Output all records precisely as written.

START The input

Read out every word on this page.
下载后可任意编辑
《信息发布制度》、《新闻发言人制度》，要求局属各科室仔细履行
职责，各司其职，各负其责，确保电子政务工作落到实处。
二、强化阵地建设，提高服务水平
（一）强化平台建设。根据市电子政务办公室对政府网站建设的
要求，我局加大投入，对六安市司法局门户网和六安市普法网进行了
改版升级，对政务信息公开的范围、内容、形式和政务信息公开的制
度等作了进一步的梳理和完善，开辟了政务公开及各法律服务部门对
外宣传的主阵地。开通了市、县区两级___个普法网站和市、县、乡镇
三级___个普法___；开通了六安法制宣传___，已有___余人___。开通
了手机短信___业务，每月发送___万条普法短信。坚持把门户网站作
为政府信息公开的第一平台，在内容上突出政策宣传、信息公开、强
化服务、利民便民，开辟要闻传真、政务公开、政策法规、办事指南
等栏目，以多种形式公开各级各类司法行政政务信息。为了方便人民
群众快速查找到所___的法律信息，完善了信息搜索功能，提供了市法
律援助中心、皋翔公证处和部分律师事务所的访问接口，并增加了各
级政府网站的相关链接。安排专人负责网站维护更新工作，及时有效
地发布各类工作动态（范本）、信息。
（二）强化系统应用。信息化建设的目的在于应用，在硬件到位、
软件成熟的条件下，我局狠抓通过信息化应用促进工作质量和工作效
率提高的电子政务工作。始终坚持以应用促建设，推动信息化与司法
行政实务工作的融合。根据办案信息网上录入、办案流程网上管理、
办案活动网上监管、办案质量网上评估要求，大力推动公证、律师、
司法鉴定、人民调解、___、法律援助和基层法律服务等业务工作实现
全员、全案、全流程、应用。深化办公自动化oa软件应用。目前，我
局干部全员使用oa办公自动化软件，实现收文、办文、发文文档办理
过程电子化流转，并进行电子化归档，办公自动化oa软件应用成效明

END The input

Reply to the task:
Read out every word on this page.
下载后可任意编辑
《信息发布制度》、《新闻发言人制度》，要求局属各科室仔细履行
职责，各司其职，各负其责，确保电子政务工作落到实处。
二、强化阵地建设，提高服务水平
（一）强化平台建设。根据市电子政务办公室对政府网站建设的
要求，我局加大投入，对六安市司法局门户网和六安市普法网进行了
改版升级，对政务信息公开的范围、内容、形式和政务信息公开的制
度等作了进一步的梳理和完善，开辟了政务公开及各法律服务部门对
外宣传的主阵地。开通了市、县区两级___个普法网站和市、县、乡镇
三级___个普法___；开通了六安法制宣传___，已有___余人___。开通
了手机短信___业务，每月发送___万条普法短信。坚持把门户网站作
为政府信息公开的第一平台，在内容上突出政策宣传、信息公开、强
化服务、利民便民，开辟要闻传真、政务公开、政策法规、办事指南
等栏目，以多种形式公开各级各类司法行政政务信息。为了方便人民
群众快速查找到所___的法律信息，完善了信息搜索功能，提供了市法
律援助中心、皋翔公证处和部分律师事务所的访问接口，并增加了各
级政府网站的相关链接。安排专人负责网站维护更新工作，及时有效
地发布各类工作动态（范本）、信息。
（二）强化系统应用。信息化建设的目的在于应用，在硬件到位、
软件成熟的条件下，我局狠抓通过信息化应用促进工作质量和工作效
率提高的电子政务工作。始终坚持以应用促建设，推动信息化与司法
行政实务工作的融合。根据办案信息网上录入、办案流程网上管理、
办案活动网上监管、办案质量网上评估要求，大力推动公证、律师、
司法鉴定、人民调解、___、法律援助和基层法律服务等业务工作实现
全员、全案、全流程、应用。深化办公自动化oa软件应用。目前，我
局干部全员使用oa办公自动化软件，实现收文、办文、发文文档办理
过程电子化流转，并进行电子化归档，办公自动化oa软件应用成效明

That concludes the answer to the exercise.